**DATA FOR THIS TASK**
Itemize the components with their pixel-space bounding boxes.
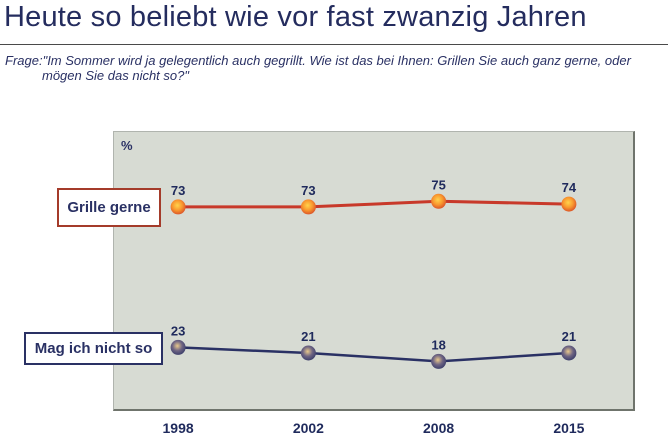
- y-axis-unit-label: %: [121, 138, 133, 153]
- series-label-0-text: Grille gerne: [67, 199, 151, 216]
- question-prefix: Frage:: [5, 53, 43, 68]
- x-axis: 1998 2002 2008 2015: [163, 420, 585, 436]
- series-label-0: Grille gerne: [57, 188, 161, 227]
- plot-area: %: [113, 131, 635, 411]
- series-label-1-text: Mag ich nicht so: [34, 340, 153, 357]
- survey-question: Frage:"Im Sommer wird ja gelegentlich au…: [5, 53, 662, 83]
- x-axis-label: 2002: [293, 420, 324, 436]
- question-text: "Im Sommer wird ja gelegentlich auch geg…: [42, 53, 631, 83]
- x-axis-label: 2015: [553, 420, 584, 436]
- page-title: Heute so beliebt wie vor fast zwanzig Ja…: [4, 1, 587, 33]
- series-label-1: Mag ich nicht so: [24, 332, 163, 365]
- x-axis-label: 2008: [423, 420, 454, 436]
- x-axis-label: 1998: [163, 420, 194, 436]
- title-divider: [0, 44, 668, 45]
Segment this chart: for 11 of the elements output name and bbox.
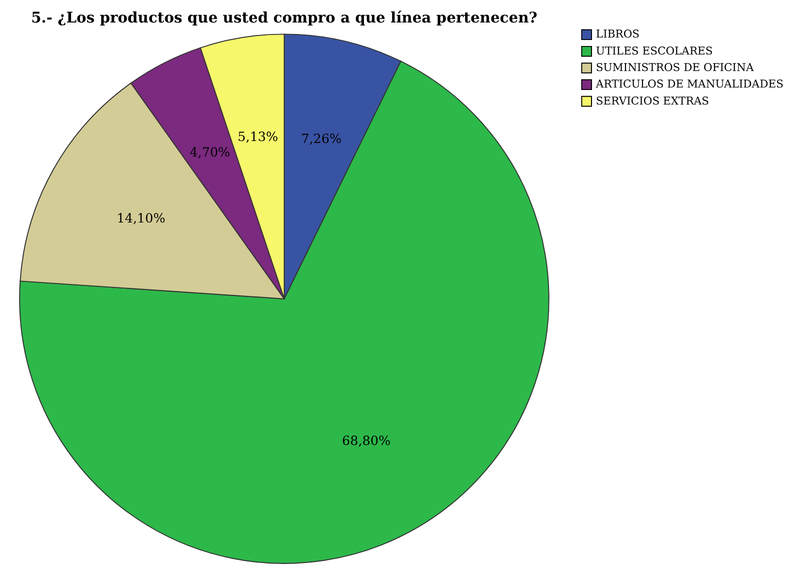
data-label: 14,10% — [116, 212, 166, 227]
legend-label: SERVICIOS EXTRAS — [596, 94, 709, 108]
legend-label: LIBROS — [596, 28, 640, 41]
chart-title: 5.- ¿Los productos que usted compro a que línea pertenecen? — [31, 9, 538, 26]
data-label: 5,13% — [238, 130, 278, 145]
data-label: 4,70% — [190, 145, 230, 160]
data-label: 68,80% — [342, 434, 391, 449]
legend-label: ARTICULOS DE MANUALIDADES — [594, 78, 784, 91]
data-label: 7,26% — [301, 132, 342, 147]
legend-label: SUMINISTROS DE OFICINA — [596, 60, 754, 74]
legend-label: UTILES ESCOLARES — [596, 44, 713, 58]
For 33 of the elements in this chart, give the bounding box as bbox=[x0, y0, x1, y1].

**SET EXERCISE**
Can you render every line of the records above as a JSON list of strings, with one string per line, blank lines dropped and the pictures left out?

**CORRECT RESULT**
[
  "Itemize the components with their pixel-space bounding boxes.",
  "- y-axis-unit-label: %: [121, 138, 133, 153]",
  "- series-label-0-text: Grille gerne: [67, 199, 151, 216]",
  "- question-prefix: Frage:: [5, 53, 43, 68]",
  "- x-axis: 1998 2002 2008 2015: [163, 420, 585, 436]",
  "- series-label-0: Grille gerne: [57, 188, 161, 227]",
  "- plot-area: %: [113, 131, 635, 411]",
  "- series-label-1-text: Mag ich nicht so: [34, 340, 153, 357]",
  "- survey-question: Frage:\"Im Sommer wird ja gelegentlich au…: [5, 53, 662, 83]",
  "- x-axis-label: 2002: [293, 420, 324, 436]",
  "- question-text: \"Im Sommer wird ja gelegentlich auch geg…: [42, 53, 631, 83]",
  "- x-axis-label: 2015: [553, 420, 584, 436]",
  "- page-title: Heute so beliebt wie vor fast zwanzig Ja…: [4, 1, 587, 33]",
  "- series-label-1: Mag ich nicht so: [24, 332, 163, 365]",
  "- x-axis-label: 2008: [423, 420, 454, 436]",
  "- x-axis-label: 1998: [163, 420, 194, 436]",
  "- title-divider: [0, 44, 668, 45]",
  "Segment this chart: for 11 of the elements output name and bbox.",
  "data-label: 14,10% — [116, 212, 166, 227]",
  "legend-label: SERVICIOS EXTRAS — [596, 94, 709, 108]",
  "legend-label: LIBROS — [596, 28, 640, 41]",
  "chart-title: 5.- ¿Los productos que usted compro a que línea pertenecen? — [31, 9, 538, 26]",
  "data-label: 5,13% — [238, 130, 278, 145]",
  "data-label: 4,70% — [190, 145, 230, 160]",
  "data-label: 68,80% — [342, 434, 391, 449]",
  "legend-label: ARTICULOS DE MANUALIDADES — [594, 78, 784, 91]",
  "data-label: 7,26% — [301, 132, 342, 147]",
  "legend-label: SUMINISTROS DE OFICINA — [596, 60, 754, 74]",
  "legend-label: UTILES ESCOLARES — [596, 44, 713, 58]",
  "For 33 of the elements in this chart, give the bounding box as bbox=[x0, y0, x1, y1]."
]